Excerpt from a dataset:
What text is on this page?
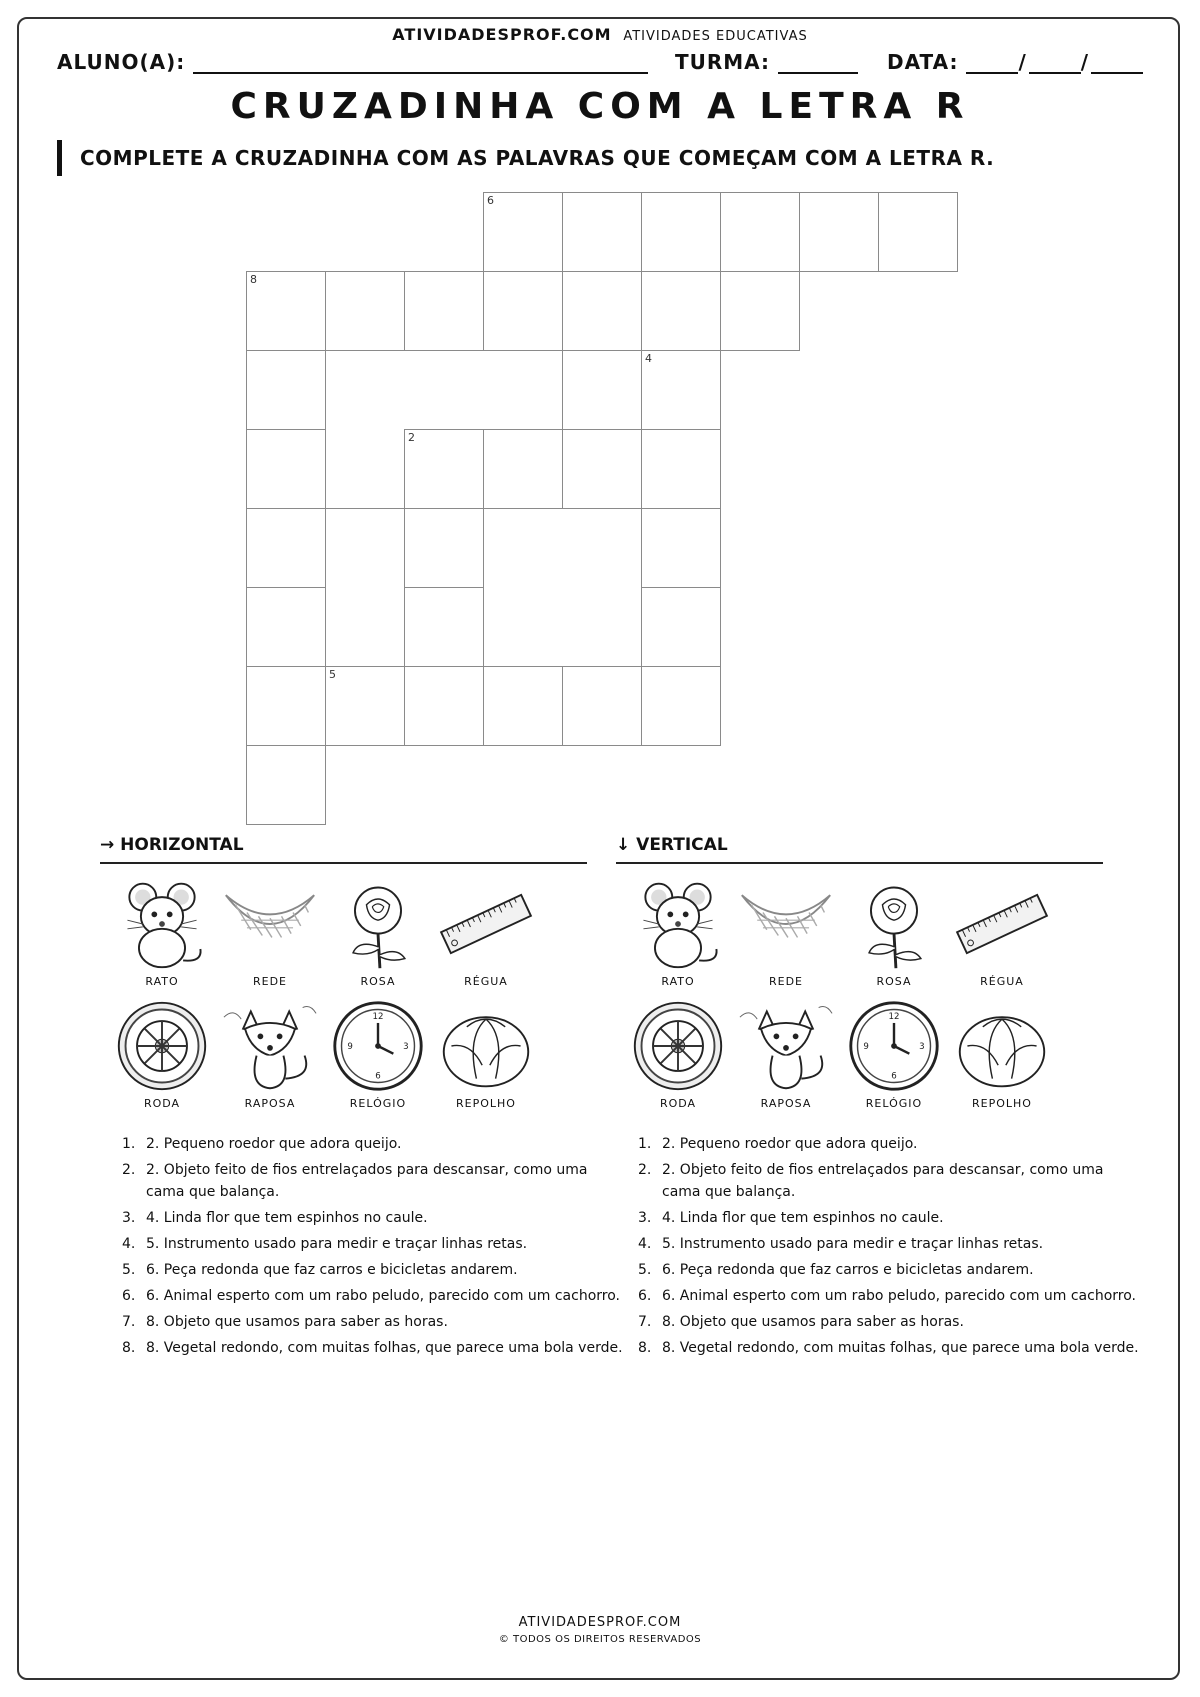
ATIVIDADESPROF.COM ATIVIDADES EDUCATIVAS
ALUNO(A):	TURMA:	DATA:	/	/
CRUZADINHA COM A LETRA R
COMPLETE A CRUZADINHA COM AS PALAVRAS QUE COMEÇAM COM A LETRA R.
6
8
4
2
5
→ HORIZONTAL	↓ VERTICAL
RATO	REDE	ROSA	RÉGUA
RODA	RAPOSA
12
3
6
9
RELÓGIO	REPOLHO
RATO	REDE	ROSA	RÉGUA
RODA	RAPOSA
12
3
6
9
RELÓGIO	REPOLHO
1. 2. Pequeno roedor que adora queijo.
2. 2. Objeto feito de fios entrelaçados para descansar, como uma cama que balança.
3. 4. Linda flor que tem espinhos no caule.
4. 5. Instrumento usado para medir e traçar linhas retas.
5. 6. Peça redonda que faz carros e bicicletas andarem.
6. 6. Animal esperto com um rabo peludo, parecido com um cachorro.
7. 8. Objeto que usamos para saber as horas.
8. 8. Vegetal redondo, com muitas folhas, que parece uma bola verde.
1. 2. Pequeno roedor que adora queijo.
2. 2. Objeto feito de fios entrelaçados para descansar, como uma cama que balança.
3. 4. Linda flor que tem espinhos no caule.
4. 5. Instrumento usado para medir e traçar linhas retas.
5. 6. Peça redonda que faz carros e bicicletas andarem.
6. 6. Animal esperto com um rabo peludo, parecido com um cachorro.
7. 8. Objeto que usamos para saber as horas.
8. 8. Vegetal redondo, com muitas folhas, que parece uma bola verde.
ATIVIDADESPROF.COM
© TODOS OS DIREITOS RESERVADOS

---

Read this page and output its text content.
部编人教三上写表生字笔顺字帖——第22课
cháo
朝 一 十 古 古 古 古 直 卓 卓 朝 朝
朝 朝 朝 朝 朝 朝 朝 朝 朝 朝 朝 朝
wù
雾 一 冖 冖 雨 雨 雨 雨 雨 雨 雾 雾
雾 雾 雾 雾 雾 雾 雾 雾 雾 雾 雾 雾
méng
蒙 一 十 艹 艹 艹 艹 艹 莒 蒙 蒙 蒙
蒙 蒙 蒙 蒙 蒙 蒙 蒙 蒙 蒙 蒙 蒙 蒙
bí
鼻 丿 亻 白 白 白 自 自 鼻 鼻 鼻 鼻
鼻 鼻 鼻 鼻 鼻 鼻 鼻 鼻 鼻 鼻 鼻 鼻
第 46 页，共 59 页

==

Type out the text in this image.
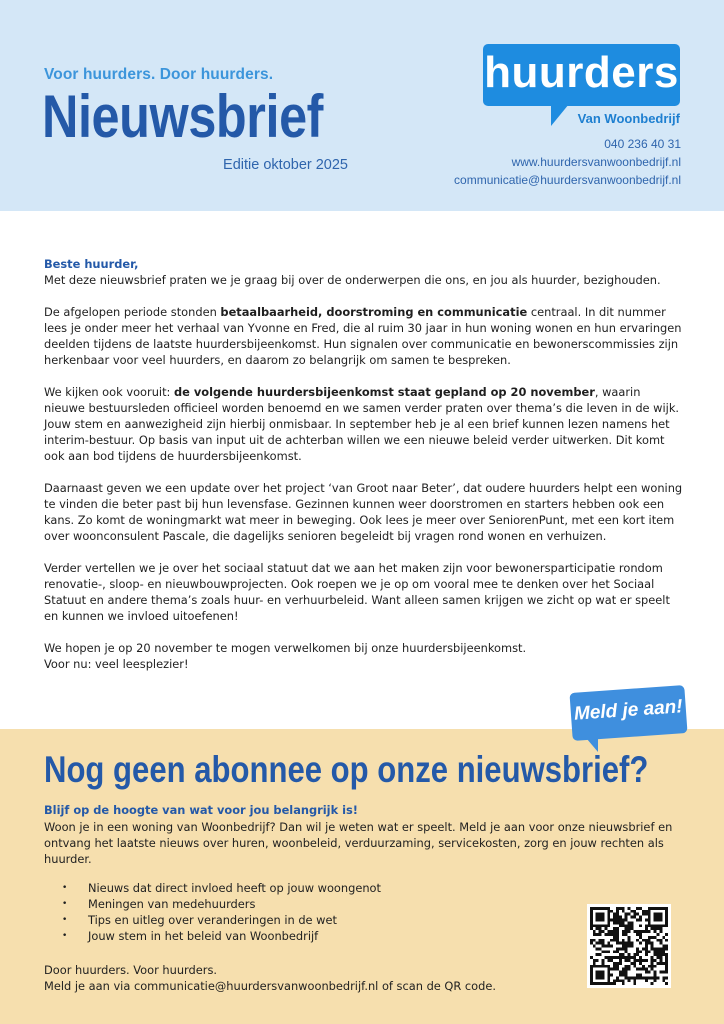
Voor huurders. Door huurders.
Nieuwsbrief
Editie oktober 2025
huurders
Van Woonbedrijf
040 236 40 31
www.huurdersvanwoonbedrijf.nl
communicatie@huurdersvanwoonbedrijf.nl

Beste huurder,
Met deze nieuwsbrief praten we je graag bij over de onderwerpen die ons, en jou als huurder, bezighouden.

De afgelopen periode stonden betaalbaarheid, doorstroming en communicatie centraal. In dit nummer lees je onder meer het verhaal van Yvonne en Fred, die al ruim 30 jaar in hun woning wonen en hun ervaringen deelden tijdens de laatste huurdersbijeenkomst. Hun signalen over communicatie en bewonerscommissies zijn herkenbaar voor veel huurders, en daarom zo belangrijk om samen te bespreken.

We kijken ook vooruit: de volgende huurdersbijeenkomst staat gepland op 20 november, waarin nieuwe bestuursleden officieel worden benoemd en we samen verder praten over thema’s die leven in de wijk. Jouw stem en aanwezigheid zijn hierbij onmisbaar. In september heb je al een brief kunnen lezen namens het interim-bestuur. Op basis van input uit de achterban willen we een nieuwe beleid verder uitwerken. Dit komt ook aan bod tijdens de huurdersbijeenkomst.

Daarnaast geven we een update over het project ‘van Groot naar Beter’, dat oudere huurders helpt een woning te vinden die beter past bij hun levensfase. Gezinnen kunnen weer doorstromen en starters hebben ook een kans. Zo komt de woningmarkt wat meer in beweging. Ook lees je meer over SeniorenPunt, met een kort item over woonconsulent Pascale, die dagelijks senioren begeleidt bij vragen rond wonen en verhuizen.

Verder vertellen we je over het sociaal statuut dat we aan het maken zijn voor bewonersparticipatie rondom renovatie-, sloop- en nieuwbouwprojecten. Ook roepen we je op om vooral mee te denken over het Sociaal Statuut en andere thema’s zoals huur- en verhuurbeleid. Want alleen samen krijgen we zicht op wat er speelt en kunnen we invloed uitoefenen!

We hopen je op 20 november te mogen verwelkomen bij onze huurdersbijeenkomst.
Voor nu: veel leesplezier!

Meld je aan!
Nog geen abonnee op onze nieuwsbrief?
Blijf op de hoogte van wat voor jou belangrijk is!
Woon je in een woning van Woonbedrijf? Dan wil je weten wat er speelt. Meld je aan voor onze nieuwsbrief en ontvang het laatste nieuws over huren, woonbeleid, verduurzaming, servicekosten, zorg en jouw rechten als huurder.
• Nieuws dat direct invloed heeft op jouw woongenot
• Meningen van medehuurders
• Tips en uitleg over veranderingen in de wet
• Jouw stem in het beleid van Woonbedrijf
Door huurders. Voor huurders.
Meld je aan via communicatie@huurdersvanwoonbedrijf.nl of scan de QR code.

- _PROBLEM TO WORK ON_: Your answer should be a single number: the count of lines in these records that hold the string "huurdersbijeenkomst".

- _RESULT OF THIS EXERCISE_: 3